→ TASK MATERIAL
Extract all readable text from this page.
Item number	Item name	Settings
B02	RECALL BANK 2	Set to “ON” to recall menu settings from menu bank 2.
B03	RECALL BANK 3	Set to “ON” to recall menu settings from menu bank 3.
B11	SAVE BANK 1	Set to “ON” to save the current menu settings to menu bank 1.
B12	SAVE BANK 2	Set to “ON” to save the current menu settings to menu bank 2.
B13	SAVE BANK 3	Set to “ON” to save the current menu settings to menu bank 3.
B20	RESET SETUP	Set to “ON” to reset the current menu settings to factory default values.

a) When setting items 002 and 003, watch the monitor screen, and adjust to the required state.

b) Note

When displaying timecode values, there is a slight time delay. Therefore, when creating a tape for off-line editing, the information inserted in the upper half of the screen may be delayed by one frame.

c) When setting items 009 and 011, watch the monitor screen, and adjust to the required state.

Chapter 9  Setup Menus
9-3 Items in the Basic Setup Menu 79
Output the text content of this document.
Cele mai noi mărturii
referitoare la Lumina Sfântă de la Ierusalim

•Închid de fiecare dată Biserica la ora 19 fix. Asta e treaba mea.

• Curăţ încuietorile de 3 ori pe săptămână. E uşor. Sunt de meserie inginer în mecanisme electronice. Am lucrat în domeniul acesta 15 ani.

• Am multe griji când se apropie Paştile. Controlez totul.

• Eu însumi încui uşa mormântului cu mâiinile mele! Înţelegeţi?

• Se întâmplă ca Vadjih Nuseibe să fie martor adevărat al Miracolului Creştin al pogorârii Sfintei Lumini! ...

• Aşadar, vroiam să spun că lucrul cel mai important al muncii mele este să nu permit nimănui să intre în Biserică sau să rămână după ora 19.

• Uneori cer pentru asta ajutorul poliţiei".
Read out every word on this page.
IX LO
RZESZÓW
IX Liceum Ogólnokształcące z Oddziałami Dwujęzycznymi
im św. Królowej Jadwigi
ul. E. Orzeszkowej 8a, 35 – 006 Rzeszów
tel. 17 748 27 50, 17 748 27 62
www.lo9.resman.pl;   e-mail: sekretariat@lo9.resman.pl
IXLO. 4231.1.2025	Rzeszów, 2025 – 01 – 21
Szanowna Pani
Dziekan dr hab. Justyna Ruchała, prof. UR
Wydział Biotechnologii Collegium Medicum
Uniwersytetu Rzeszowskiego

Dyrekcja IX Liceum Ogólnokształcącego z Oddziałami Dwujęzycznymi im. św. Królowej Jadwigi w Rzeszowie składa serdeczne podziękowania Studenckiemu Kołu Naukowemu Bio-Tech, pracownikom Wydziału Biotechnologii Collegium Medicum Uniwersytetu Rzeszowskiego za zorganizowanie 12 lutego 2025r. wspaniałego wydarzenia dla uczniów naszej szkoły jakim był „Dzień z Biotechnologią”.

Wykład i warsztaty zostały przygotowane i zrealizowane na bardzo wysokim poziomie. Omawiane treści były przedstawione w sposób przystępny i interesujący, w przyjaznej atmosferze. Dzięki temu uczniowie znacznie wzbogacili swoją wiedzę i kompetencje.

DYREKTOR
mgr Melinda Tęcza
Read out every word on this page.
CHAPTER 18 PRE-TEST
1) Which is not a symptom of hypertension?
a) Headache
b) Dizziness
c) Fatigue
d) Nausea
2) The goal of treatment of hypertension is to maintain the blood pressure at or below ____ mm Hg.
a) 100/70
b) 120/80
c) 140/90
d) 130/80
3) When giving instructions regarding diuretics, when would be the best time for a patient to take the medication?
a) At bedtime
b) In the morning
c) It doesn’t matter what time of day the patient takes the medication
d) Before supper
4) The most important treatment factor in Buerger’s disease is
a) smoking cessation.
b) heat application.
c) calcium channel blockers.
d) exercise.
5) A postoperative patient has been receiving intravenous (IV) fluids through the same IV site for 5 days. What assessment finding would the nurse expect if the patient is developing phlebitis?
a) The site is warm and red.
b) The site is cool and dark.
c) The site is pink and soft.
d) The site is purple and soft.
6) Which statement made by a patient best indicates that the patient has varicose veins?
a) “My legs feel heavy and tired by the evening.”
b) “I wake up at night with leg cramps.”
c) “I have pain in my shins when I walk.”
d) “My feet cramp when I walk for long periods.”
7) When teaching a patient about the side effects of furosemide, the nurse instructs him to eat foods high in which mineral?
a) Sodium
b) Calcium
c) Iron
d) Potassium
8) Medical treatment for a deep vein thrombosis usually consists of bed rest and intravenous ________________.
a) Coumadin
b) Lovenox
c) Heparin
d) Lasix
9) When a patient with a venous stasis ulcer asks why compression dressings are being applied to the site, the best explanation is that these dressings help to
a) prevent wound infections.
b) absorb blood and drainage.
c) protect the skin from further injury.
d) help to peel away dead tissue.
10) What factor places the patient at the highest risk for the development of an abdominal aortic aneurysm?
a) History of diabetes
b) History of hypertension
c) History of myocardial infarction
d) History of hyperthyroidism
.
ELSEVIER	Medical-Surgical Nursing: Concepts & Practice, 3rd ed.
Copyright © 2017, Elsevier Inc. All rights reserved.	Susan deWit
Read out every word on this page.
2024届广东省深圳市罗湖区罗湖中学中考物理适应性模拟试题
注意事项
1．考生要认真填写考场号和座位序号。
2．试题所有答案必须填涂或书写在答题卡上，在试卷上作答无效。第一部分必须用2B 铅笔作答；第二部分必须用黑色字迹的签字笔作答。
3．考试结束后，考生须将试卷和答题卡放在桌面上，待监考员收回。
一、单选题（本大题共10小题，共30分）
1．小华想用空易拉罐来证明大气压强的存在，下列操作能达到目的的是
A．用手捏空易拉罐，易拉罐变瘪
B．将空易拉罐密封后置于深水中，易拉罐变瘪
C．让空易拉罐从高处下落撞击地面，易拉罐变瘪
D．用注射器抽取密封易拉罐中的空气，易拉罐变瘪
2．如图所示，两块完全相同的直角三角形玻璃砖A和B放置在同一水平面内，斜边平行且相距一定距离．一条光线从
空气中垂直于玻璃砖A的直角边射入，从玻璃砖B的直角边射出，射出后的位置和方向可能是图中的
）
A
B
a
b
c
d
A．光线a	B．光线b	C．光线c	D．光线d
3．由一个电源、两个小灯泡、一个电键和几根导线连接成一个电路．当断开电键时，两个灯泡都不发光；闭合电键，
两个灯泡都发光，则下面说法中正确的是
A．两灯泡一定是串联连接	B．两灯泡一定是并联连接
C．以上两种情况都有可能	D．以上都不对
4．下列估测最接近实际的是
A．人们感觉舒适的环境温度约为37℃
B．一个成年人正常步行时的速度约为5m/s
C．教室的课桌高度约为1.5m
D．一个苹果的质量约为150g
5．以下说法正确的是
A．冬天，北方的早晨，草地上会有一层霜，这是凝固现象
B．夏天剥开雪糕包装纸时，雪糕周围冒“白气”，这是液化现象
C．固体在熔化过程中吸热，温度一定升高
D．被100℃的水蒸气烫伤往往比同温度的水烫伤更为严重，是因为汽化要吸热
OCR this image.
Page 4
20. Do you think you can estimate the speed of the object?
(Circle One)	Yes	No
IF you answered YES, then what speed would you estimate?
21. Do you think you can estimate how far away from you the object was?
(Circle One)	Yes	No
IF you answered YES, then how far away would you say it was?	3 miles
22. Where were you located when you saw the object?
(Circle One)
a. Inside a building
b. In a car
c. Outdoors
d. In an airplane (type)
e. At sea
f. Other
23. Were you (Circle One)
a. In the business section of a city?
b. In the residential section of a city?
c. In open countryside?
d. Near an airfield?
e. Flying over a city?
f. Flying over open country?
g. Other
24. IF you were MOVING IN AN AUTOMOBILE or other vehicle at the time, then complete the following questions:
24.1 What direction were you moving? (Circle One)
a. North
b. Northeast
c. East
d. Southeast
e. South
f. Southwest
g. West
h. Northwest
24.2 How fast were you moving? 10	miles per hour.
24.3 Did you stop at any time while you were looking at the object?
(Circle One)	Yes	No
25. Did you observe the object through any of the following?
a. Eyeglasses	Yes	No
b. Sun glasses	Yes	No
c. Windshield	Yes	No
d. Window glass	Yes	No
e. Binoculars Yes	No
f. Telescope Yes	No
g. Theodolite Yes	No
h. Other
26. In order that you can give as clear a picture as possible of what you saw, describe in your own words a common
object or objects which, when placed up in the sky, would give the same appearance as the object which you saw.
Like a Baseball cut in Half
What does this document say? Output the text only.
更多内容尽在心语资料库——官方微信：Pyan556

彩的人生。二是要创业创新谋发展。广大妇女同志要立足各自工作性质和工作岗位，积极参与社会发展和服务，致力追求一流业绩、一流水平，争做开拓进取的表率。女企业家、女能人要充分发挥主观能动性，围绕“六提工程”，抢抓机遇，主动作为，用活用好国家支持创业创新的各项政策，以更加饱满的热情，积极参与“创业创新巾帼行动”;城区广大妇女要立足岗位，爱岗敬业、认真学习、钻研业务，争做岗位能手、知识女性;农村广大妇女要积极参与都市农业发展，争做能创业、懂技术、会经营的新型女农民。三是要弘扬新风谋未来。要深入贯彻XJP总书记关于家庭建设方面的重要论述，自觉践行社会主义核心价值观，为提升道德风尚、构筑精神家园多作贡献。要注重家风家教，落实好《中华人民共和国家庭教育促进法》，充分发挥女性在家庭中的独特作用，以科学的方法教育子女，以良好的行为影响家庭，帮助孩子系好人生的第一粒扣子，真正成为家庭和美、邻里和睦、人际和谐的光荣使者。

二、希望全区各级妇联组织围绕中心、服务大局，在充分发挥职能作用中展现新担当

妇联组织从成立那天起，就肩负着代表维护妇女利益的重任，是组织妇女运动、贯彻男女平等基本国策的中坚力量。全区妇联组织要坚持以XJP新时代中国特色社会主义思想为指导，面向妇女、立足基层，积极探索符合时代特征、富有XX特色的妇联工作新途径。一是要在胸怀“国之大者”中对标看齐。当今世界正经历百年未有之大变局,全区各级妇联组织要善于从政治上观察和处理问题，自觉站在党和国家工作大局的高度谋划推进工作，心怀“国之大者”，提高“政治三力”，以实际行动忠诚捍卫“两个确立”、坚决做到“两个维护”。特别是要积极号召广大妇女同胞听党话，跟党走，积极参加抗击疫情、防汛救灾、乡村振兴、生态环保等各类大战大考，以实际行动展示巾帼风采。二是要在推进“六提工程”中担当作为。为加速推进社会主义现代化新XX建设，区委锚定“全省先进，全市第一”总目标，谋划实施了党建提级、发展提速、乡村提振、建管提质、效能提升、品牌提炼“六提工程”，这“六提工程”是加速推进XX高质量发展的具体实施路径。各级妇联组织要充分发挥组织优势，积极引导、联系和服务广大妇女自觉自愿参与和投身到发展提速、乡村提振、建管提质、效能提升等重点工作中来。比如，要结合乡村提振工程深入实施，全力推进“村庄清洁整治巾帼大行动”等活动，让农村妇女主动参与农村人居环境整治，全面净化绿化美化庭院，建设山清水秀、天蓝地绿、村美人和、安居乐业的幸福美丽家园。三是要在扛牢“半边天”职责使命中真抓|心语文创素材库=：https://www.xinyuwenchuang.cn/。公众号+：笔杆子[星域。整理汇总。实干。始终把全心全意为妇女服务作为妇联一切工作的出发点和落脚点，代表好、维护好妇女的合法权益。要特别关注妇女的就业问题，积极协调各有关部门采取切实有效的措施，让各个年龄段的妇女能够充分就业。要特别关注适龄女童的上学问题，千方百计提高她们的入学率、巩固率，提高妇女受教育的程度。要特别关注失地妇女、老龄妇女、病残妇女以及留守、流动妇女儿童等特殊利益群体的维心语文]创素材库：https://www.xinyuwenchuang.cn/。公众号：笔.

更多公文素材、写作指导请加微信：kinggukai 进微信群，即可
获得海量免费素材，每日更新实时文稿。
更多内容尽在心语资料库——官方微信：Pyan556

→ TASK DESCRIPTION
Look through the entries above. Extract each line with the word "same".

→ RESPONSE
5) A postoperative patient has been receiving intravenous (IV) fluids through the same IV site for 5 days. What assessment finding would the nurse expect if the patient is developing phlebitis?
object or objects which, when placed up in the sky, would give the same appearance as the object which you saw.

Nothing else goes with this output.